Return all lines in the material below that contain "Diabetic".

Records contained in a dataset

+ + + +

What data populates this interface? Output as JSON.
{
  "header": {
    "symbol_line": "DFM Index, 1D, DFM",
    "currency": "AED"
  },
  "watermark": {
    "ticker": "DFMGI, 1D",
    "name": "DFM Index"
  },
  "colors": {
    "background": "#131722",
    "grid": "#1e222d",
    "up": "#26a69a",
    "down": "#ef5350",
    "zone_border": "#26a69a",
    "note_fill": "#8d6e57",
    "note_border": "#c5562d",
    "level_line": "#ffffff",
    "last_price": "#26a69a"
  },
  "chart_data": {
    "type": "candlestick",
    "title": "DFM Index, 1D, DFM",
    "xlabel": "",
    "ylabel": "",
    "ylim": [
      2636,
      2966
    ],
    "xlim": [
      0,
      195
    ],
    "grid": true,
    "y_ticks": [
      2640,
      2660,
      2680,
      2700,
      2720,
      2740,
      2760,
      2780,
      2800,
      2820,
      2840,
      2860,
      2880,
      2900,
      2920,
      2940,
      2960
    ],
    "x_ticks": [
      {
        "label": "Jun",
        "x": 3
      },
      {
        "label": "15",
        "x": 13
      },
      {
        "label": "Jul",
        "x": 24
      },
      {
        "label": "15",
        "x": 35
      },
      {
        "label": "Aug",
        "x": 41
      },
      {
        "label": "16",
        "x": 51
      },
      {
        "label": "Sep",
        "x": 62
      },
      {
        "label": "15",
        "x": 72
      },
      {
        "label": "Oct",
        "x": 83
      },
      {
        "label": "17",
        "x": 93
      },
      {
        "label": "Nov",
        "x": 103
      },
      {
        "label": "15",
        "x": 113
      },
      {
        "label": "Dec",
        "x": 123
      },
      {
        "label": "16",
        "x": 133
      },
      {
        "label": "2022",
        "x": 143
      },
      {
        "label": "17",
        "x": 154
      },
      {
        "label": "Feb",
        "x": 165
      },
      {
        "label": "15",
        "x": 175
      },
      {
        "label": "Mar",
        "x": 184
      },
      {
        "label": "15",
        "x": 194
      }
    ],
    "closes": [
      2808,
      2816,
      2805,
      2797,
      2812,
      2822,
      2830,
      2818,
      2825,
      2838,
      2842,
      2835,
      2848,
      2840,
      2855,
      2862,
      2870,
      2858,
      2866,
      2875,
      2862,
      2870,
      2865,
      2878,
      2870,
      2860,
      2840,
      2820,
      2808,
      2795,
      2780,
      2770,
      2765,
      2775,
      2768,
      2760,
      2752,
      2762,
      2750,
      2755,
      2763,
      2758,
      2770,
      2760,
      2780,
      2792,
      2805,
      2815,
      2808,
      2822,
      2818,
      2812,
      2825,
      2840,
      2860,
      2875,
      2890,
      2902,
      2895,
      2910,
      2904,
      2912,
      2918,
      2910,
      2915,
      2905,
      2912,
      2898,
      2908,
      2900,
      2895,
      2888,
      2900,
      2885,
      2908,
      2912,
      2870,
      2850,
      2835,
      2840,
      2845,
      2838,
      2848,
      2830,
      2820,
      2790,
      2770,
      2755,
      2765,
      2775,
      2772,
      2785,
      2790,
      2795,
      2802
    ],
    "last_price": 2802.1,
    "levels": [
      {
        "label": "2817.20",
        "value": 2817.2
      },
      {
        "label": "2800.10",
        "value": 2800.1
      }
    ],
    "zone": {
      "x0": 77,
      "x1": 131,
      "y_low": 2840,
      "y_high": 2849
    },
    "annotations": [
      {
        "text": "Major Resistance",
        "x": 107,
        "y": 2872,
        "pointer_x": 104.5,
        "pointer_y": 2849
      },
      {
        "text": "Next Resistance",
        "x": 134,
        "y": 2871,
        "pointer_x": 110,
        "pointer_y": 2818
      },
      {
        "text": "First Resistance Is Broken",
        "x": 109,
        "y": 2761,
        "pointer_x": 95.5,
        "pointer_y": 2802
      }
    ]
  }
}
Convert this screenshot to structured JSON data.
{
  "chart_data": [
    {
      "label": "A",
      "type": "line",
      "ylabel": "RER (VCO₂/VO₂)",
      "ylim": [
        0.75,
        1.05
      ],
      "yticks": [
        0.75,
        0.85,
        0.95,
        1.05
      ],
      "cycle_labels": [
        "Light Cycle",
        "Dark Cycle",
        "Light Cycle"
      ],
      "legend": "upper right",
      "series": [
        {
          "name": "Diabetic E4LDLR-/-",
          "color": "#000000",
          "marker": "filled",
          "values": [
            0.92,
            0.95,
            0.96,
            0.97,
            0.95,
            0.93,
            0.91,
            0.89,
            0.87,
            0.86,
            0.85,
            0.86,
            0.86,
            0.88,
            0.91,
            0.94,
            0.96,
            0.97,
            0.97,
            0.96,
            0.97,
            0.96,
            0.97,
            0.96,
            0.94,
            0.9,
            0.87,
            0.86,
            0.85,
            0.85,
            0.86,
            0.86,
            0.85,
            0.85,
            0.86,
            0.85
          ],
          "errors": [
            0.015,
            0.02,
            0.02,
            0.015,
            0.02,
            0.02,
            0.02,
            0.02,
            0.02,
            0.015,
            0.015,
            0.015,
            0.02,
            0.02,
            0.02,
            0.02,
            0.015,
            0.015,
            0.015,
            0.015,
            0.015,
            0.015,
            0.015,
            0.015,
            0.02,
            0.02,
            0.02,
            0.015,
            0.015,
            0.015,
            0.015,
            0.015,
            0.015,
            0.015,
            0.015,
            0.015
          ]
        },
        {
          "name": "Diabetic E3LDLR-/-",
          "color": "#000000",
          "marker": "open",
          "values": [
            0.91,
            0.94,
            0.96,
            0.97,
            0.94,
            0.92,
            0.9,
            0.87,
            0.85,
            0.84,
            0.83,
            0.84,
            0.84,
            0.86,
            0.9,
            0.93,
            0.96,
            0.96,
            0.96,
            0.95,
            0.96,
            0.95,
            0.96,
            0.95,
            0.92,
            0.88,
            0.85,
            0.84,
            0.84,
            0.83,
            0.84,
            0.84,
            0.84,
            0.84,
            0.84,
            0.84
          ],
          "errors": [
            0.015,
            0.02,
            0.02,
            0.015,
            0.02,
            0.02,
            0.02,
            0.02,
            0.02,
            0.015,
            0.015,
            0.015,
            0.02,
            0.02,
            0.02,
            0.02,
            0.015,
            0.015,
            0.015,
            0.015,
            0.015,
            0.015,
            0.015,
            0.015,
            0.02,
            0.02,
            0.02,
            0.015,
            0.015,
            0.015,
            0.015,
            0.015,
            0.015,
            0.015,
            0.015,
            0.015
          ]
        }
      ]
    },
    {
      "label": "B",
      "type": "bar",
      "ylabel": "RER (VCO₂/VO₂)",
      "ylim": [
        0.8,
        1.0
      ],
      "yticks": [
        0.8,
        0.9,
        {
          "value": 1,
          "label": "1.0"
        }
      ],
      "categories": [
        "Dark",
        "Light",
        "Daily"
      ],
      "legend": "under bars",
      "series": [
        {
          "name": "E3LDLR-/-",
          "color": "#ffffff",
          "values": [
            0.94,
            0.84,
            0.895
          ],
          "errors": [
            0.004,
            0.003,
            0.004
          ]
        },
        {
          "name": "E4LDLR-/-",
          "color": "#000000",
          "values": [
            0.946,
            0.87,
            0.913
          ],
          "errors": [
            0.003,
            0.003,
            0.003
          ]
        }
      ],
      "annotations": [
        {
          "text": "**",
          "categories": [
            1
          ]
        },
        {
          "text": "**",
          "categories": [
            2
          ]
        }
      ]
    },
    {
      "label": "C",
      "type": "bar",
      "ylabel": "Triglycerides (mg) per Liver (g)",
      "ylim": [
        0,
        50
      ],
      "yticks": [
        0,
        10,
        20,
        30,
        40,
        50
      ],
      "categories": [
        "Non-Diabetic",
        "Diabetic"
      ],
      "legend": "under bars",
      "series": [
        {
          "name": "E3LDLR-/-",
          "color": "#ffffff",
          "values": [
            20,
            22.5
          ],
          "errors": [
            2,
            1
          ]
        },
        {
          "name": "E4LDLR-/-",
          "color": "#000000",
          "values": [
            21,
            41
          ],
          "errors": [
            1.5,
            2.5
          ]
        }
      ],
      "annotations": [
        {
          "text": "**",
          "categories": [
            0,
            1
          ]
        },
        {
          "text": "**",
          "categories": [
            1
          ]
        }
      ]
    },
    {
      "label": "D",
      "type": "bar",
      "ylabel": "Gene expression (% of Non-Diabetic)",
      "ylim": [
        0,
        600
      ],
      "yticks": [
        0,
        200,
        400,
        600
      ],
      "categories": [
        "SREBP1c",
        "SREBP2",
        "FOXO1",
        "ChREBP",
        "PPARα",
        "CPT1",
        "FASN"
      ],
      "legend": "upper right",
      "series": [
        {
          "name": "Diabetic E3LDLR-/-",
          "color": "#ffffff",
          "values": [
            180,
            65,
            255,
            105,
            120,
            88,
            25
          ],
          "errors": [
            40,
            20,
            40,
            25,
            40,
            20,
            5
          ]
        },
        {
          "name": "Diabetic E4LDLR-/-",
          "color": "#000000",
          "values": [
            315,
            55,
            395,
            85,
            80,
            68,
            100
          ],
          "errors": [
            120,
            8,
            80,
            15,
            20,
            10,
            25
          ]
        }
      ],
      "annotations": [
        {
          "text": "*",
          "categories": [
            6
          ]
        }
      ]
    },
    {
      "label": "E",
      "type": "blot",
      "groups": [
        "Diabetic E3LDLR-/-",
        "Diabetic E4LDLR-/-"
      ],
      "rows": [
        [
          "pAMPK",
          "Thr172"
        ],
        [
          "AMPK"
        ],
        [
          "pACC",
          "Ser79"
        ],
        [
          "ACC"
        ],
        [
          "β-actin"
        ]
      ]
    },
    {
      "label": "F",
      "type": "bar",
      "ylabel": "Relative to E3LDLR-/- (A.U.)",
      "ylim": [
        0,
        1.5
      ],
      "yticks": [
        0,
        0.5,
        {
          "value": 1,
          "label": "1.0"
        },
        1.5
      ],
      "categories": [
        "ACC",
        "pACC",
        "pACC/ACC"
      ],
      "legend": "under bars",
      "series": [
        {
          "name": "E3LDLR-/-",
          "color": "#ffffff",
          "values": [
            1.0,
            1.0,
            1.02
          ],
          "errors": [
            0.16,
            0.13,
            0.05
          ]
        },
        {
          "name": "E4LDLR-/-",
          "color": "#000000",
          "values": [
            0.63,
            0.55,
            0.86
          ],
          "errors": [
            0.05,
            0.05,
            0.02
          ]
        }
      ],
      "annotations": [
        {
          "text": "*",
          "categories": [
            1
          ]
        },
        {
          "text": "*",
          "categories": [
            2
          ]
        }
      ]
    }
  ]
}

+ + + +

● Correct result
          "name": "Diabetic E4LDLR-/-",
          "name": "Diabetic E3LDLR-/-",
        "Non-Diabetic",
        "Diabetic"
      "ylabel": "Gene expression (% of Non-Diabetic)",
          "name": "Diabetic E3LDLR-/-",
          "name": "Diabetic E4LDLR-/-",
        "Diabetic E3LDLR-/-",
        "Diabetic E4LDLR-/-"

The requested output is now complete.